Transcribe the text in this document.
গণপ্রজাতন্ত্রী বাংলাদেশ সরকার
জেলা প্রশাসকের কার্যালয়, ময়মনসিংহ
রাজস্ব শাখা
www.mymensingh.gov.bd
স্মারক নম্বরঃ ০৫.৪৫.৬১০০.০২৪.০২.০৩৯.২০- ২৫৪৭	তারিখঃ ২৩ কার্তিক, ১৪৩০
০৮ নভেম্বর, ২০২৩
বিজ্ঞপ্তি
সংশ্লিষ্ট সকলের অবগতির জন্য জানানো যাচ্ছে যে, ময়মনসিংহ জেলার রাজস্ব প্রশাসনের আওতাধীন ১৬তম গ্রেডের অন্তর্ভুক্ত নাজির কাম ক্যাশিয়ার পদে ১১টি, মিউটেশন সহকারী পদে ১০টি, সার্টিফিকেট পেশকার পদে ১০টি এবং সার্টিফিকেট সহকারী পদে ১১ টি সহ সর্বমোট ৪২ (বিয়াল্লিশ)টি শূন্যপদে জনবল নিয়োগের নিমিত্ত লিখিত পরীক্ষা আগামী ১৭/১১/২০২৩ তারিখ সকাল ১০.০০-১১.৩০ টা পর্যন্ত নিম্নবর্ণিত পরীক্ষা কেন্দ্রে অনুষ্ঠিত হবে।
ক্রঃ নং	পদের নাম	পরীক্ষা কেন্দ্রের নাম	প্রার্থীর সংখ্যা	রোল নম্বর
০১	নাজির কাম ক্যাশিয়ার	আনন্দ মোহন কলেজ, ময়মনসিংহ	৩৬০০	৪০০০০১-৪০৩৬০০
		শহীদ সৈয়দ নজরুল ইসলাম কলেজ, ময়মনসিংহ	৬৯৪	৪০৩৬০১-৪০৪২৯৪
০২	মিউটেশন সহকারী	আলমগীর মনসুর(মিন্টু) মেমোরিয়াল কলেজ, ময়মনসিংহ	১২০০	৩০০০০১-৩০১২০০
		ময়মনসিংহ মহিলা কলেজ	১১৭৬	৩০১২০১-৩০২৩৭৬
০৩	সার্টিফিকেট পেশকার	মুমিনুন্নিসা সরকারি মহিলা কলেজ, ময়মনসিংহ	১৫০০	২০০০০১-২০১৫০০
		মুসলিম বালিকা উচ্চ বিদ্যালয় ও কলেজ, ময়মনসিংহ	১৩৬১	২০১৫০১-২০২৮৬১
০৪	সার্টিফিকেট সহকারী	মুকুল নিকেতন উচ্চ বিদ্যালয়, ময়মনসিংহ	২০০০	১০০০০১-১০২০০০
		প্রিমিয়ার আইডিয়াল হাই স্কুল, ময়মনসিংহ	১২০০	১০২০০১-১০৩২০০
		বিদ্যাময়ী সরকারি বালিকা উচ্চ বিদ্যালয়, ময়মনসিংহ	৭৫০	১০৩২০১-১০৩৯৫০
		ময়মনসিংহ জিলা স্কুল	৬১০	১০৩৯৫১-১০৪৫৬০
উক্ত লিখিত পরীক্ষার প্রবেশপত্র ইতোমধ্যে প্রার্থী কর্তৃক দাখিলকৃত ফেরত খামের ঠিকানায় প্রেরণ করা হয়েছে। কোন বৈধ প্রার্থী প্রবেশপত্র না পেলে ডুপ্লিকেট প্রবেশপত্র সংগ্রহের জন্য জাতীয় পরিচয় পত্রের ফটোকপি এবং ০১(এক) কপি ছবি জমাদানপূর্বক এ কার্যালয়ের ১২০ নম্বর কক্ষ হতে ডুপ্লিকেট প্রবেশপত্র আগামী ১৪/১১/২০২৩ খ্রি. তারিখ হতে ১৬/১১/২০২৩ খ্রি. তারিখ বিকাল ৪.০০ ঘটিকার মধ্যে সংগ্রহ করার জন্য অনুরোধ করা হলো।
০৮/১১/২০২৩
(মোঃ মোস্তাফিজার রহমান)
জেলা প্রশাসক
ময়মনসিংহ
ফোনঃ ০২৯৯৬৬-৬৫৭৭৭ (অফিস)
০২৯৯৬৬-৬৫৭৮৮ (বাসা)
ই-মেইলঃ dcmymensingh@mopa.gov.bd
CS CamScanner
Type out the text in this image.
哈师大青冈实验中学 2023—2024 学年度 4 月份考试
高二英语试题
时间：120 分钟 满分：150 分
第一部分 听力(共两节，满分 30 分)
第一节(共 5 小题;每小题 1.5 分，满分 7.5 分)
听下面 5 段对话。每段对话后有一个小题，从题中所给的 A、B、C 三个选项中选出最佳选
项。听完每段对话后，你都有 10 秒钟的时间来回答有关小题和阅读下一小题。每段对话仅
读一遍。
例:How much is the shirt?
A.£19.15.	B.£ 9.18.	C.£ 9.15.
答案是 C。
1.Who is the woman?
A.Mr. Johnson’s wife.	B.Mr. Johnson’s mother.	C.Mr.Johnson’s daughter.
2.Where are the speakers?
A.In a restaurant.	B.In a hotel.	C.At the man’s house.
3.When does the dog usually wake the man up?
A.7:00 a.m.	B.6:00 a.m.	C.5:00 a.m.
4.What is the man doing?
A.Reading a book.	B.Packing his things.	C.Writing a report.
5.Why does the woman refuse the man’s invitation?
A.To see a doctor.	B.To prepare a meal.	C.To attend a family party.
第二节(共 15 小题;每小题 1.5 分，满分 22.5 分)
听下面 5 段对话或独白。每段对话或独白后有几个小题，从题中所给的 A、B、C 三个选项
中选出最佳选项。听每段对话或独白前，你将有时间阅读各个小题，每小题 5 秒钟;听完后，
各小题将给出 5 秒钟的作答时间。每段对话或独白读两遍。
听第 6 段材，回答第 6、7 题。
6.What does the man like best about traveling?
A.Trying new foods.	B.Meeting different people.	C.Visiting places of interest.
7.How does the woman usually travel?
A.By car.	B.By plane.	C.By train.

============

### Exercise objective
Collect every line with the string "does" from the records, and copy each.

### Result of the task
3.When does the dog usually wake the man up?
5.Why does the woman refuse the man’s invitation?
6.What does the man like best about traveling?
7.How does the woman usually travel?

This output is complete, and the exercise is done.